#### TO BE DONE
Every entry must be repeated exactly. Exclude all pictures.

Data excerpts
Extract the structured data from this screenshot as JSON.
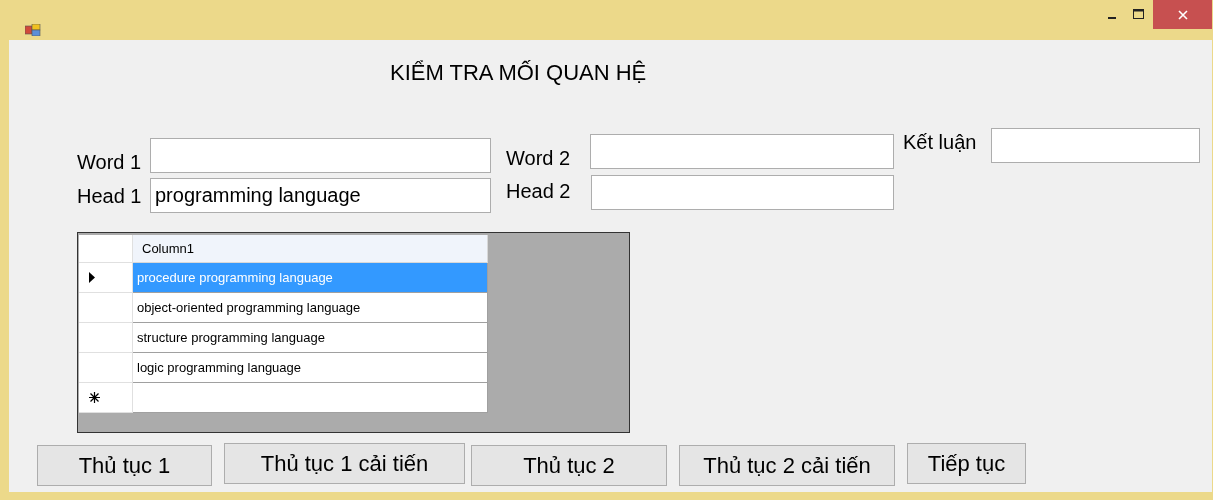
{
  "window": {
    "title": "KIỂM TRA MỐI QUAN HỆ"
  },
  "fields": [
    {
      "label": "Word 1"
    },
    {
      "label": "Head 1",
      "value": "programming language"
    },
    {
      "label": "Word 2"
    },
    {
      "label": "Head 2"
    },
    {
      "label": "Kết luận"
    }
  ],
  "grid": {
    "columns": [
      "Column1"
    ],
    "rows": [
      {
        "kind": "data",
        "cell": "procedure programming language",
        "selected": true
      },
      {
        "kind": "data",
        "cell": "object-oriented programming language",
        "selected": false
      },
      {
        "kind": "data",
        "cell": "structure programming language",
        "selected": false
      },
      {
        "kind": "data",
        "cell": "logic programming language",
        "selected": false
      },
      {
        "kind": "new"
      }
    ]
  },
  "buttons": [
    "Thủ tục 1",
    "Thủ tục 1 cải tiến",
    "Thủ tục 2",
    "Thủ tục 2 cải tiến",
    "Tiếp tục"
  ]
}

#### FULL RESPONSE
Extract the structured data from this screenshot as JSON.
{
  "window": {
    "title": "KIỂM TRA MỐI QUAN HỆ"
  },
  "fields": [
    {
      "label": "Word 1"
    },
    {
      "label": "Head 1",
      "value": "programming language"
    },
    {
      "label": "Word 2"
    },
    {
      "label": "Head 2"
    },
    {
      "label": "Kết luận"
    }
  ],
  "grid": {
    "columns": [
      "Column1"
    ],
    "rows": [
      {
        "kind": "data",
        "cell": "procedure programming language",
        "selected": true
      },
      {
        "kind": "data",
        "cell": "object-oriented programming language",
        "selected": false
      },
      {
        "kind": "data",
        "cell": "structure programming language",
        "selected": false
      },
      {
        "kind": "data",
        "cell": "logic programming language",
        "selected": false
      },
      {
        "kind": "new"
      }
    ]
  },
  "buttons": [
    "Thủ tục 1",
    "Thủ tục 1 cải tiến",
    "Thủ tục 2",
    "Thủ tục 2 cải tiến",
    "Tiếp tục"
  ]
}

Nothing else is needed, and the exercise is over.